Lockheed YP-38 Lightning 39-689, manufacturer’s serial number 122-2202. (Lockheed Martin)Ralph Burwell. Virden (Los Angeles Times)
4 November 1941: Lockheed test pilot Ralph Burwell Virden was conducting high speed dive tests in the first Lockheed YP-38 Lightning, Air Corps serial number 39-689 (Lockheed’s serial number 122-2202).
As the airplane’s speed increased, it approached what is now known as its Critical Mach Number. Air flowing across the wings accelerated to transonic speeds and began to form shock waves. This interrupted lift and caused a portion of the wing to stall. Air no longer flowed smoothly along the airplane and the tail surfaces became ineffective. The YP-38 pitched down into a steeper dive and its speed increased even more.
Designed by famed aeronautical engineer Clarence L. “Kelly” Johnson, the YP-38 had servo tabs on the elevator that were intended to help the pilot maintain or regain control under these conditions. But they increased the elevator’s effectiveness too well.
The Los Angeles Times described the accident:
Witnesses said the twin-engined, double-fuselaged ship was booming westward at near maximum speed (unofficially reported to be between 400 and 500 miles an hour) when the duralumin tail assembly “simply floated away.”
A moment afterward the seven-ton craft seemed to put on a burst of speed, the the high whine of its engines rising.
It then went into a downward glide to about 1500 feet, then into a flat spin, flipped over on its back and shot earthward.
Several persons said that they thought they had heard an explosion during the dive, but qualified observers doubted it. . .
. . . Fellow pilots at Lockheed said, “Ralph was the best we had, especially in power dives.”
Robert E. Gross, president of Lockheed, said, “Ralph Virden was a great pilot but an even greater man. If anyone ever had national defense at heart it was he, who every day was carrying the science of aviation into new and higher fields.”
Various witnesses said the ill-fated ship’s tail assembly could be followed easily as its bright surfaces glinted in the sun during its drop to earth. It landed several blocks from the scene of the crash.
Mrs. Jack Davenport of 1334 Elm Ave., left her ironing board when she heard the unfamiliar roar of the plunging plane’s engines.
“I ran out and saw it passing over us, very low. It disappeared among the trees and then zoomed back into sight just before crashing in the next block,” she said. “It looked just like a toy airplane. I knew the pilot didn’t have a chance, as the ship was too low and going too fast.”
—Los Angeles Times, Vol. LX, Wednesday, 5 November 1941, Page 1, Column 6, and Page 2, Column 5.
The YP-38 crashed into the kitchen of Jack Jensen’s home at 1147 Elm Street, Glendale, California. Fire erupted. Ralph Virden was killed. The airplane’s tail section was located several blocks away.
Another photograph of Lockheed YP-38 Lightning 39-689. The factory serial number, “2202,” is stenciled on the nose. (Lockheed Martin)

— Material —
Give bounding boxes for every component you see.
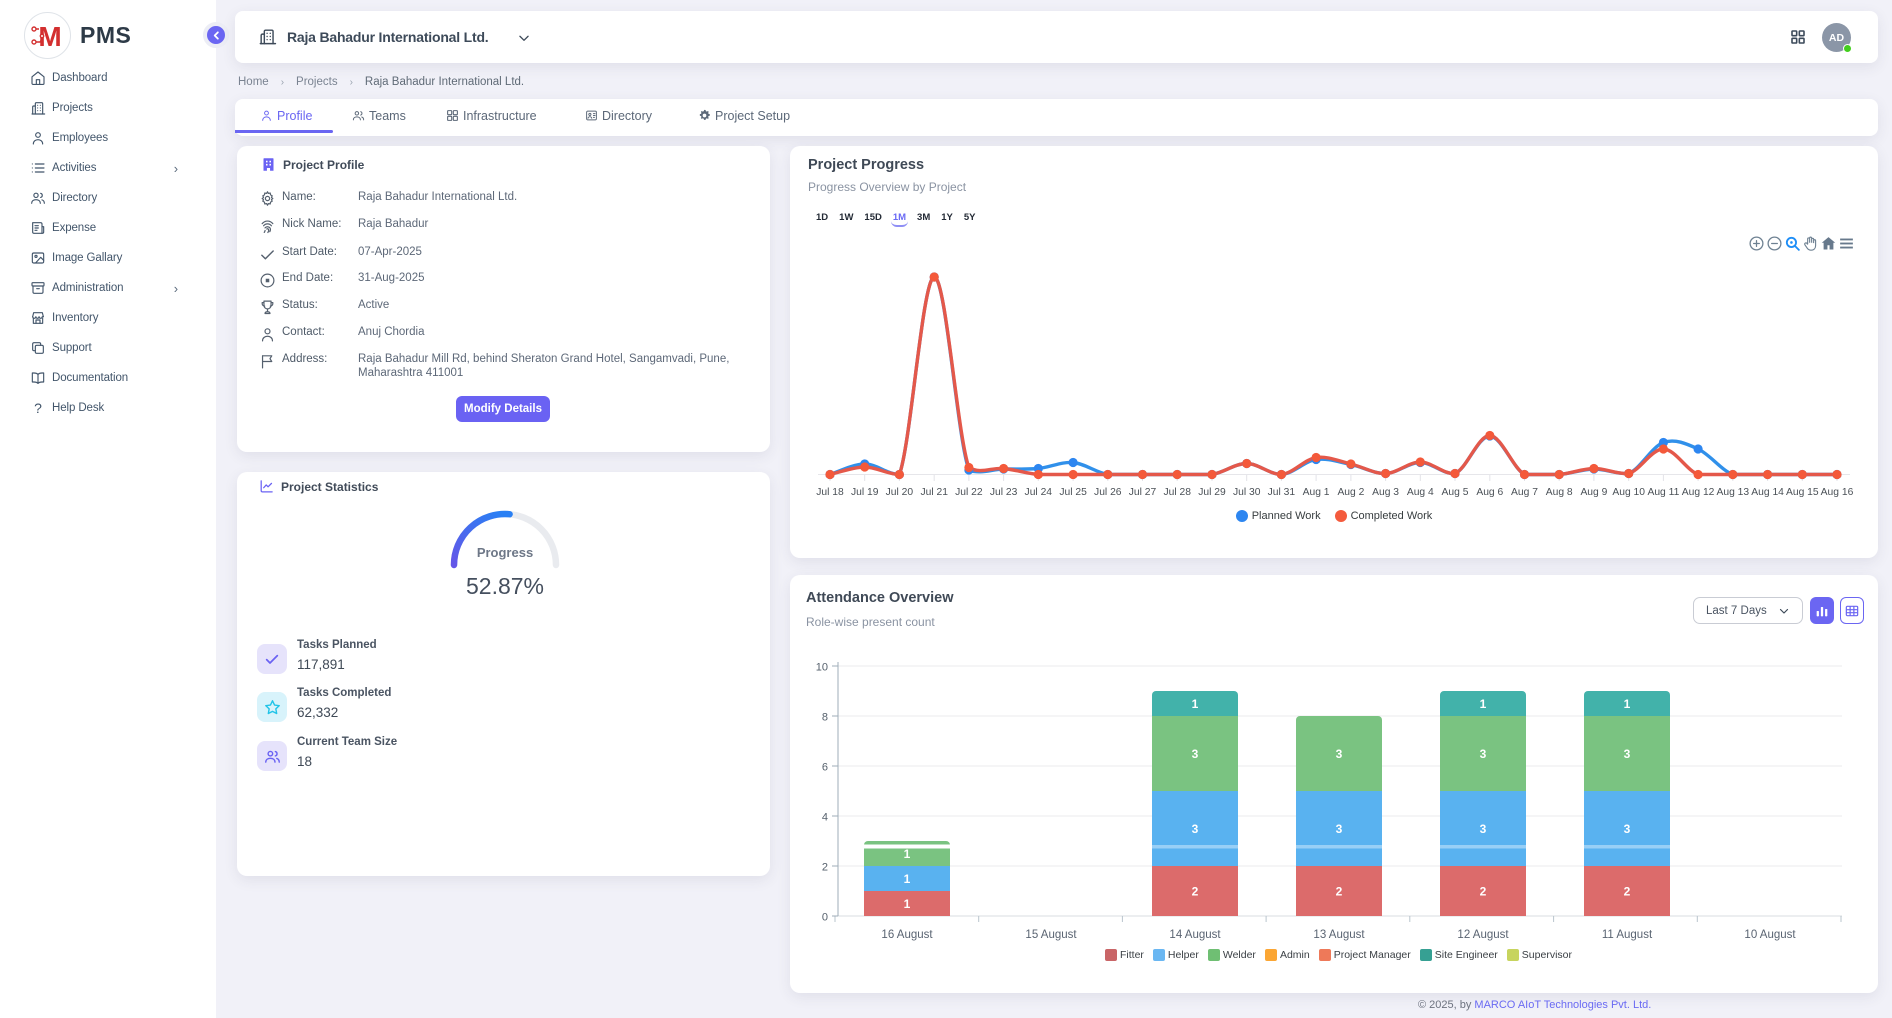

— Given instruction 1 —
In the Lightning crash account, where did the YP-38 come down?
— Given instruction 2 —
Please rewrite the Lightning crash account starting at "Robert E. Gross, president" and ending at "plunging plane’s engines.", swapping "ironing board" for "sewing machine".
The data can be set aside; nothing here depends on it.

— Complete answer 1 —
It crashed into the kitchen of Jack Jensen's home at 1147 Elm Street, Glendale, California.

— Complete answer 2 —
Robert E. Gross, president of Lockheed, said, “Ralph Virden was a great pilot but an even greater man. If anyone ever had national defense at heart it was he, who every day was carrying the science of aviation into new and higher fields.”
Various witnesses said the ill-fated ship’s tail assembly could be followed easily as its bright surfaces glinted in the sun during its drop to earth. It landed several blocks from the scene of the crash.
Mrs. Jack Davenport of 1334 Elm Ave., left her sewing machine when she heard the unfamiliar roar of the plunging plane’s engines.